TO DO: Look through the data below. Pick out the lines holding the string "JSON".

*** RECORDS SHOWN ***

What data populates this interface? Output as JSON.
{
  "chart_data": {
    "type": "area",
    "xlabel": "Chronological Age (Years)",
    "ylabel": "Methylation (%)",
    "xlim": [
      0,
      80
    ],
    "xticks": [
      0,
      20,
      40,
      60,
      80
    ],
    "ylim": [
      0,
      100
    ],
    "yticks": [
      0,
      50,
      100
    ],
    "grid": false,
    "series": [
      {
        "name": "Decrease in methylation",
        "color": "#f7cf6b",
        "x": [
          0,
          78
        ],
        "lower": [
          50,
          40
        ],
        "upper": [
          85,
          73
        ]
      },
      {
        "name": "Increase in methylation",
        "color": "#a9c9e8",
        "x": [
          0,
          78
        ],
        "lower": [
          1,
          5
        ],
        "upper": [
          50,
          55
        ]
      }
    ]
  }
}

***
*** RECORDS SHOWN ***

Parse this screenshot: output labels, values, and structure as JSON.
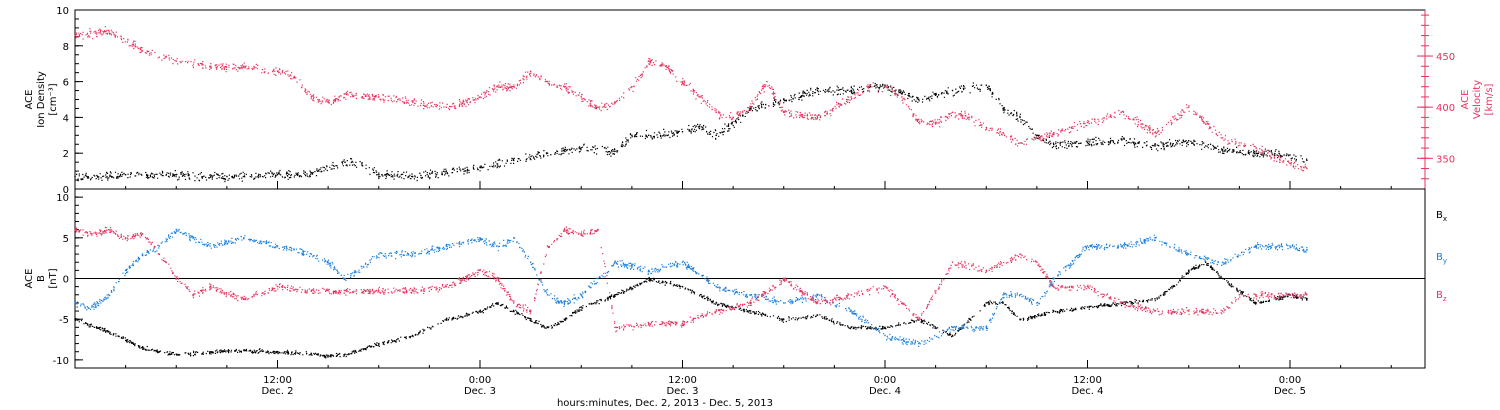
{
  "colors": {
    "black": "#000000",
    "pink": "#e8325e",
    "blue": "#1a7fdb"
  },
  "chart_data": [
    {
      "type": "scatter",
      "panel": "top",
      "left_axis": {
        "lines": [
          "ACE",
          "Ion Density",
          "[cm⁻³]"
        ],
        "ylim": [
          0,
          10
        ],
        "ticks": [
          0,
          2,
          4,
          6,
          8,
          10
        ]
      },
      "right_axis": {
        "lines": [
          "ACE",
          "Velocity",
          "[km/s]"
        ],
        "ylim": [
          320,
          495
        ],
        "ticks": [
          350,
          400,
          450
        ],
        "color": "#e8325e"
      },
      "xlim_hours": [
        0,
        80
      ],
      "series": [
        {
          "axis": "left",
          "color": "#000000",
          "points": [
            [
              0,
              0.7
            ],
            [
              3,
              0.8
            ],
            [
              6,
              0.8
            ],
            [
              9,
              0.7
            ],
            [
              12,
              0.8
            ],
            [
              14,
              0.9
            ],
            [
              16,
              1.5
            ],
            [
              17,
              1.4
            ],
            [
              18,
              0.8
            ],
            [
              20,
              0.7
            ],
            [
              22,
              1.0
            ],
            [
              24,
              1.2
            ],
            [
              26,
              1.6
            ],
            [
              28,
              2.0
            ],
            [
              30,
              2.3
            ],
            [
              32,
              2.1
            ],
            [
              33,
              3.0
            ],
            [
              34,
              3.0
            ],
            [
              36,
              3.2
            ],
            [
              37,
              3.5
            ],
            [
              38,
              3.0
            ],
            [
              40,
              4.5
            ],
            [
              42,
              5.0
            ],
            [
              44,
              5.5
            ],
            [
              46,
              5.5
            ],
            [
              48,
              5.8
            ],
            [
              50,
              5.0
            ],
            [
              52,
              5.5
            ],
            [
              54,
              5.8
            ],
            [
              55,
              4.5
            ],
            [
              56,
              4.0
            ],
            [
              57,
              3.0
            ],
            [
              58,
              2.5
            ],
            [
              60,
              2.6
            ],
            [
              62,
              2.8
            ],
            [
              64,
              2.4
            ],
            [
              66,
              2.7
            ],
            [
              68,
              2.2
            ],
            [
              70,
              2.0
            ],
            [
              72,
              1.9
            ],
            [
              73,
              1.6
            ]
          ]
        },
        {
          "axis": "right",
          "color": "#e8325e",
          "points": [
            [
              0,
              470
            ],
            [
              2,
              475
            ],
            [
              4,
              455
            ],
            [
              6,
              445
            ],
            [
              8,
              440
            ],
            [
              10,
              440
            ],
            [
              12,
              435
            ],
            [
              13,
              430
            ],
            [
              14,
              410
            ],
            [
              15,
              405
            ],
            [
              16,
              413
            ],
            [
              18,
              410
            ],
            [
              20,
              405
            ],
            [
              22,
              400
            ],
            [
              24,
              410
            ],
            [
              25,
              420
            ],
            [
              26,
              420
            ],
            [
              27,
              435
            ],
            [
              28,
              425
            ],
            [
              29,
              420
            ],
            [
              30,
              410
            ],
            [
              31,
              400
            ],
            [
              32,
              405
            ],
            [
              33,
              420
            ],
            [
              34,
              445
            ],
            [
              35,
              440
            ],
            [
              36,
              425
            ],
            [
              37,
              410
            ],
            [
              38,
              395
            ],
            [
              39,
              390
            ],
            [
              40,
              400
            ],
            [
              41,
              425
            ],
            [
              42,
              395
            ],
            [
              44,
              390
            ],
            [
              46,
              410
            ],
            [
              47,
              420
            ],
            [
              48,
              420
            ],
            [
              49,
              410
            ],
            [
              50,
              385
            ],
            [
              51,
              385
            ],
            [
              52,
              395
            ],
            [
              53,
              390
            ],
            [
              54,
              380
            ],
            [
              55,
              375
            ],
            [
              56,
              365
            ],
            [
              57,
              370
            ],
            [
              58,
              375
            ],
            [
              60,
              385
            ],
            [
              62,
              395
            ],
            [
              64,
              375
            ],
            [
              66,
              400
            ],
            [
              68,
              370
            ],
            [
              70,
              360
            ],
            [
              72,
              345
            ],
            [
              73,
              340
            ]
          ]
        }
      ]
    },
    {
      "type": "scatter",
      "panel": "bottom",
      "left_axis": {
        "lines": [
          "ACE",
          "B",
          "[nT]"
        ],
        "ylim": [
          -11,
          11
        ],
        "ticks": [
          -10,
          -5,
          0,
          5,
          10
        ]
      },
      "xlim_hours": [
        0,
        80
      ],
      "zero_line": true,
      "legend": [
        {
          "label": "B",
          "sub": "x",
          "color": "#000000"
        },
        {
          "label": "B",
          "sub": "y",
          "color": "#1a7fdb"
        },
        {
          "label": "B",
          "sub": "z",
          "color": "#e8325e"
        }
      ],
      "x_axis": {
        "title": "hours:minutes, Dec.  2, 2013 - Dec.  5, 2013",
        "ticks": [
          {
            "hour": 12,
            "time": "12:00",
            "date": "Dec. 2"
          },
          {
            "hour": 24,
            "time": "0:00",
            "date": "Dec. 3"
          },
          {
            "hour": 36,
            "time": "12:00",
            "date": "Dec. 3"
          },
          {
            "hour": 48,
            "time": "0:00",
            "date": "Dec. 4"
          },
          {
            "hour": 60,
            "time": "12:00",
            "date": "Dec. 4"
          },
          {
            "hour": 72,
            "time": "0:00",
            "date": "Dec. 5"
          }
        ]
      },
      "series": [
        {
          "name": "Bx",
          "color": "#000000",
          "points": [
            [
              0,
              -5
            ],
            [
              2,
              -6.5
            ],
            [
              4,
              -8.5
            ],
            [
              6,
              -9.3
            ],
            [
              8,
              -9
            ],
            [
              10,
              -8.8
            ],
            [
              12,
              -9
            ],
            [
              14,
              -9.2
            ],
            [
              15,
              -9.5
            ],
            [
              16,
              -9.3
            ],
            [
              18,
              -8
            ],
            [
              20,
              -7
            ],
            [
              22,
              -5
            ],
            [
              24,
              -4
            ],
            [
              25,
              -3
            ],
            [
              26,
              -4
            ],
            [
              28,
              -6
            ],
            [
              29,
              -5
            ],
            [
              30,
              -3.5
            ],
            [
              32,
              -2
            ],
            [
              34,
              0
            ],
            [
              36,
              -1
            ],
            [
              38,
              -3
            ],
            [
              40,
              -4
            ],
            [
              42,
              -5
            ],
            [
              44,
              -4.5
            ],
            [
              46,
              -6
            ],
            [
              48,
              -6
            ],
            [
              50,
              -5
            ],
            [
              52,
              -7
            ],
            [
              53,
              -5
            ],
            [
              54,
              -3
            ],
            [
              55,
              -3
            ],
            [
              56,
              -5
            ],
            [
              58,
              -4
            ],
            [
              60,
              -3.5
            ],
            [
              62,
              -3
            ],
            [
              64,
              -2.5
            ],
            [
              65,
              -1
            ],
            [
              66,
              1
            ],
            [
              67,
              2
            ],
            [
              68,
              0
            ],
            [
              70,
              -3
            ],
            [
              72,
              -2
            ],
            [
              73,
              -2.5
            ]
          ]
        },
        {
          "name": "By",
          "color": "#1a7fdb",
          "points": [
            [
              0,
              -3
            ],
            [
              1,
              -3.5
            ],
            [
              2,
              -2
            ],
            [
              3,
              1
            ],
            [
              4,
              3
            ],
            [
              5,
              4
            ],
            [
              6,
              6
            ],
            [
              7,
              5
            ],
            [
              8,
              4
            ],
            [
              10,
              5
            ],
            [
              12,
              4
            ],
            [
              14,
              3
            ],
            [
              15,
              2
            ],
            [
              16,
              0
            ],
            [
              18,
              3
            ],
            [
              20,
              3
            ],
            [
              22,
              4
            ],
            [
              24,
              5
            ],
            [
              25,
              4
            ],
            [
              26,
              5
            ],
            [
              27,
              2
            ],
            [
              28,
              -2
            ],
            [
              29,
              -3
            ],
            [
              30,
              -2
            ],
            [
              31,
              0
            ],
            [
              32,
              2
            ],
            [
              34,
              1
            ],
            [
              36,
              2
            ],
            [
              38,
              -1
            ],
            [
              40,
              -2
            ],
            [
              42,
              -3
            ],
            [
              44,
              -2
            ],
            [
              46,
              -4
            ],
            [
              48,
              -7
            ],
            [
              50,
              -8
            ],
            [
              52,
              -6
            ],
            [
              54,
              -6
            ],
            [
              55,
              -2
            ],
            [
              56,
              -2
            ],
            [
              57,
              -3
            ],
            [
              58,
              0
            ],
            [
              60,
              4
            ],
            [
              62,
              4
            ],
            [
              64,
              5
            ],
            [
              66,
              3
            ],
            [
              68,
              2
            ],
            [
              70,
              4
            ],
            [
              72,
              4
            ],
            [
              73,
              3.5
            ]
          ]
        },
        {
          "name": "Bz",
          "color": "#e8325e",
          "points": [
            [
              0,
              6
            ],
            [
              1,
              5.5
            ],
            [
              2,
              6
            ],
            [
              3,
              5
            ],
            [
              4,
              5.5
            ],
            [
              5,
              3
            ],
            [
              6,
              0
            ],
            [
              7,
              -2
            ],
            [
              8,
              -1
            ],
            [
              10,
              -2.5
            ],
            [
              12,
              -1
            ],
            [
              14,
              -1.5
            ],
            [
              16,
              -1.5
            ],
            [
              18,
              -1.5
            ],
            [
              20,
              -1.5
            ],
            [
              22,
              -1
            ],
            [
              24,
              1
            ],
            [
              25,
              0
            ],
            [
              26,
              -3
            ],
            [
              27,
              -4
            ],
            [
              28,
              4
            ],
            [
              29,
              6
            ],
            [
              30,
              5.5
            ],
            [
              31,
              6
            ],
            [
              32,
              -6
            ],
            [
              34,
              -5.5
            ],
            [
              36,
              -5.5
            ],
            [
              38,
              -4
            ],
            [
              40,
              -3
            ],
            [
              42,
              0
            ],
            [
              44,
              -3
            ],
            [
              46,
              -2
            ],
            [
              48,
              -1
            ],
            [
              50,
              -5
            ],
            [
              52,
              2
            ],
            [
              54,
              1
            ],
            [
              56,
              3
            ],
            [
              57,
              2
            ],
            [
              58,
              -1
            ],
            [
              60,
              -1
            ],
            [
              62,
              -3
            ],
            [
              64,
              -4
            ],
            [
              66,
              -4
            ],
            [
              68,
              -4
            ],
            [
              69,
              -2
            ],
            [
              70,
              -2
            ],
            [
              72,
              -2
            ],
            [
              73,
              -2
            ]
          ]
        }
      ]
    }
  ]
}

***

ANSWER FOR THIS EXERCISE:
What data populates this interface? Output as JSON.
Parse this screenshot: output labels, values, and structure as JSON.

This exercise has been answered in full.